__Objective__: Each line of the material must be repeated precisely, with the pictures left out.

__Supplied information__:
╔══
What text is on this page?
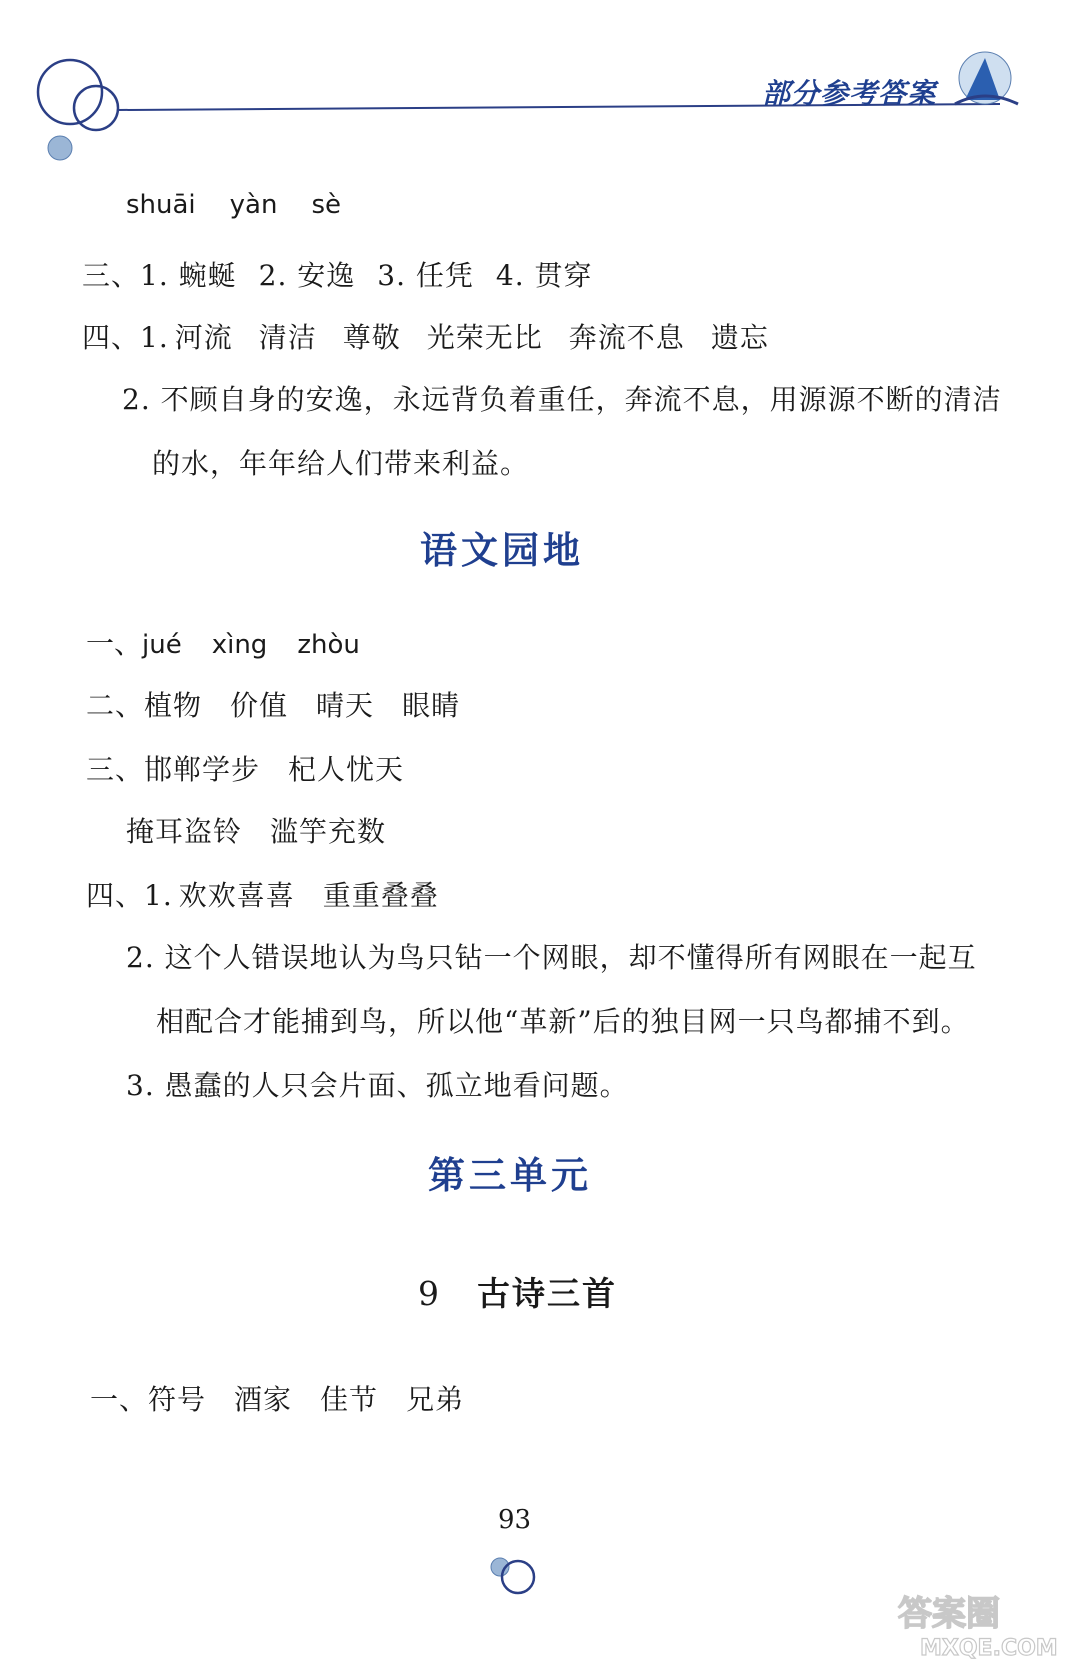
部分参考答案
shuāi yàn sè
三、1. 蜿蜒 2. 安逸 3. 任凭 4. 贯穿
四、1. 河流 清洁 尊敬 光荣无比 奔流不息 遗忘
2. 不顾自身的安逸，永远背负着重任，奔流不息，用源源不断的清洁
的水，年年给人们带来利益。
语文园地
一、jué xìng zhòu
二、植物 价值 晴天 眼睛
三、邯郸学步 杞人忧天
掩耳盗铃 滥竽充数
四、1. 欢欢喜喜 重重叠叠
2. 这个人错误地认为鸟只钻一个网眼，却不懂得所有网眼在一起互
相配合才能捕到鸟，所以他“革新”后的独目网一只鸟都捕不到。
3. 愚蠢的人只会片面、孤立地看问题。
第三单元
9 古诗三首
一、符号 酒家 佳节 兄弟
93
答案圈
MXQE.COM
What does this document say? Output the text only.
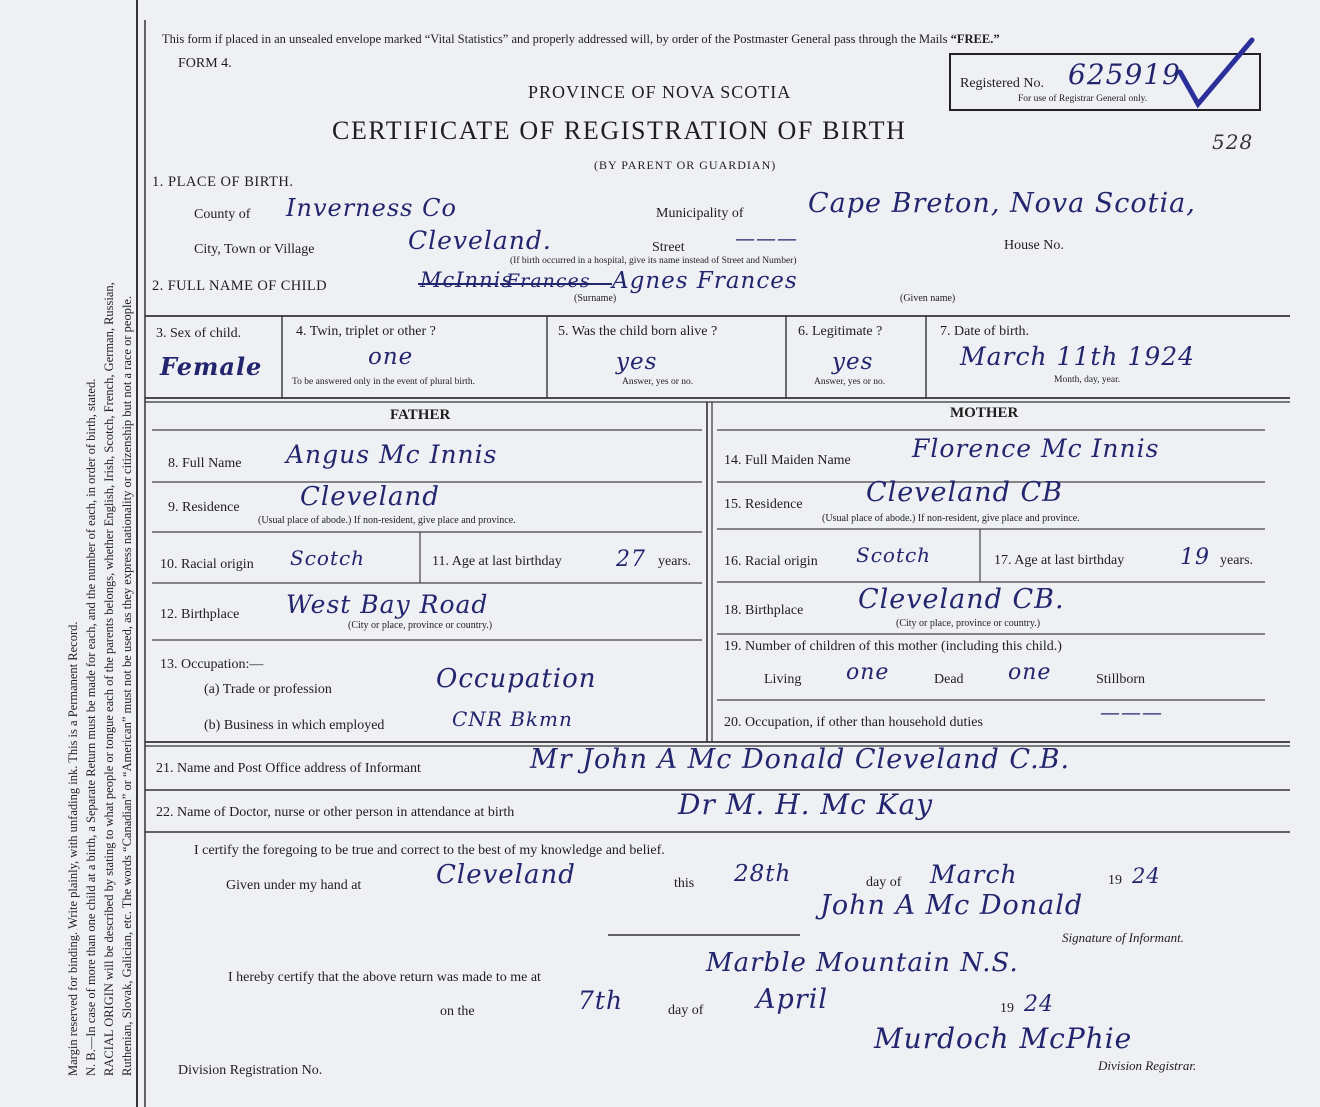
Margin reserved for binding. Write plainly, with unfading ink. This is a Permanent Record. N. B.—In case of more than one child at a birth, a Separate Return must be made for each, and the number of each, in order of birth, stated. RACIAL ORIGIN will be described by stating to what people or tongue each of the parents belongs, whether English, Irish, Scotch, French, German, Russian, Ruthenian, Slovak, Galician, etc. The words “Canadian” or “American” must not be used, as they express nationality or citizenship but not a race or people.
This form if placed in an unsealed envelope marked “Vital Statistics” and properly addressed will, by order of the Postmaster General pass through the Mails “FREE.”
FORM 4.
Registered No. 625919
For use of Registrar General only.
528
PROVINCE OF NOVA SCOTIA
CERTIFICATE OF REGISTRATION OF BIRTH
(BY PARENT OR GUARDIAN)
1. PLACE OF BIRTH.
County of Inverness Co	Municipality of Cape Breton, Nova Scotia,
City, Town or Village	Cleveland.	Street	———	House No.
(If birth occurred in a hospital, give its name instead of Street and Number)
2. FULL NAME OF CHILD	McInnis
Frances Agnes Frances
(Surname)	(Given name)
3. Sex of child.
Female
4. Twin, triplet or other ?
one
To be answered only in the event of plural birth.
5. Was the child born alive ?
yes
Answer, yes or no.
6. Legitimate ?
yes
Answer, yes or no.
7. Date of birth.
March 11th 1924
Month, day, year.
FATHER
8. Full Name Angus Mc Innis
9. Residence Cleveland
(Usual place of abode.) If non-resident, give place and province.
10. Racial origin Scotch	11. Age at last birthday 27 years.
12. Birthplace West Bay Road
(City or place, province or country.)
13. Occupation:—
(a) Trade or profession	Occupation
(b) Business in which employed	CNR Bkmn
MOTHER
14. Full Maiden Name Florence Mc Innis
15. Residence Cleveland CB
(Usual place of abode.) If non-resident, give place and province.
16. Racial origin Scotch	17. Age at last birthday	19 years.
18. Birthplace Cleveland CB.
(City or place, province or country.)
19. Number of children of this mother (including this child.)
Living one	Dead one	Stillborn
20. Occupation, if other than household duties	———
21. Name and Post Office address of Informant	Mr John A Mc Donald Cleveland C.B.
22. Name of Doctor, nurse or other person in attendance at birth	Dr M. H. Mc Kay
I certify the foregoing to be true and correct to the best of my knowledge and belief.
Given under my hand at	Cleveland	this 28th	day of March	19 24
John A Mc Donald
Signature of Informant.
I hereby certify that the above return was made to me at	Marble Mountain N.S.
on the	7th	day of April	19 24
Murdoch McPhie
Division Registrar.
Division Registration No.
╚══
__Task response__:
What text is on this page?
部分参考答案
shuāi yàn sè
三、1. 蜿蜒 2. 安逸 3. 任凭 4. 贯穿
四、1. 河流 清洁 尊敬 光荣无比 奔流不息 遗忘
2. 不顾自身的安逸，永远背负着重任，奔流不息，用源源不断的清洁
的水，年年给人们带来利益。
语文园地
一、jué xìng zhòu
二、植物 价值 晴天 眼睛
三、邯郸学步 杞人忧天
掩耳盗铃 滥竽充数
四、1. 欢欢喜喜 重重叠叠
2. 这个人错误地认为鸟只钻一个网眼，却不懂得所有网眼在一起互
相配合才能捕到鸟，所以他“革新”后的独目网一只鸟都捕不到。
3. 愚蠢的人只会片面、孤立地看问题。
第三单元
9 古诗三首
一、符号 酒家 佳节 兄弟
93
答案圈
MXQE.COM
What does this document say? Output the text only.
Margin reserved for binding. Write plainly, with unfading ink. This is a Permanent Record. N. B.—In case of more than one child at a birth, a Separate Return must be made for each, and the number of each, in order of birth, stated. RACIAL ORIGIN will be described by stating to what people or tongue each of the parents belongs, whether English, Irish, Scotch, French, German, Russian, Ruthenian, Slovak, Galician, etc. The words “Canadian” or “American” must not be used, as they express nationality or citizenship but not a race or people.
This form if placed in an unsealed envelope marked “Vital Statistics” and properly addressed will, by order of the Postmaster General pass through the Mails “FREE.”
FORM 4.
Registered No. 625919
For use of Registrar General only.
528
PROVINCE OF NOVA SCOTIA
CERTIFICATE OF REGISTRATION OF BIRTH
(BY PARENT OR GUARDIAN)
1. PLACE OF BIRTH.
County of Inverness Co	Municipality of Cape Breton, Nova Scotia,
City, Town or Village	Cleveland.	Street	———	House No.
(If birth occurred in a hospital, give its name instead of Street and Number)
2. FULL NAME OF CHILD	McInnis
Frances Agnes Frances
(Surname)	(Given name)
3. Sex of child.
Female
4. Twin, triplet or other ?
one
To be answered only in the event of plural birth.
5. Was the child born alive ?
yes
Answer, yes or no.
6. Legitimate ?
yes
Answer, yes or no.
7. Date of birth.
March 11th 1924
Month, day, year.
FATHER
8. Full Name Angus Mc Innis
9. Residence Cleveland
(Usual place of abode.) If non-resident, give place and province.
10. Racial origin Scotch	11. Age at last birthday 27 years.
12. Birthplace West Bay Road
(City or place, province or country.)
13. Occupation:—
(a) Trade or profession	Occupation
(b) Business in which employed	CNR Bkmn
MOTHER
14. Full Maiden Name Florence Mc Innis
15. Residence Cleveland CB
(Usual place of abode.) If non-resident, give place and province.
16. Racial origin Scotch	17. Age at last birthday	19 years.
18. Birthplace Cleveland CB.
(City or place, province or country.)
19. Number of children of this mother (including this child.)
Living one	Dead one	Stillborn
20. Occupation, if other than household duties	———
21. Name and Post Office address of Informant	Mr John A Mc Donald Cleveland C.B.
22. Name of Doctor, nurse or other person in attendance at birth	Dr M. H. Mc Kay
I certify the foregoing to be true and correct to the best of my knowledge and belief.
Given under my hand at	Cleveland	this 28th	day of March	19 24
John A Mc Donald
Signature of Informant.
I hereby certify that the above return was made to me at	Marble Mountain N.S.
on the	7th	day of April	19 24
Murdoch McPhie
Division Registrar.
Division Registration No.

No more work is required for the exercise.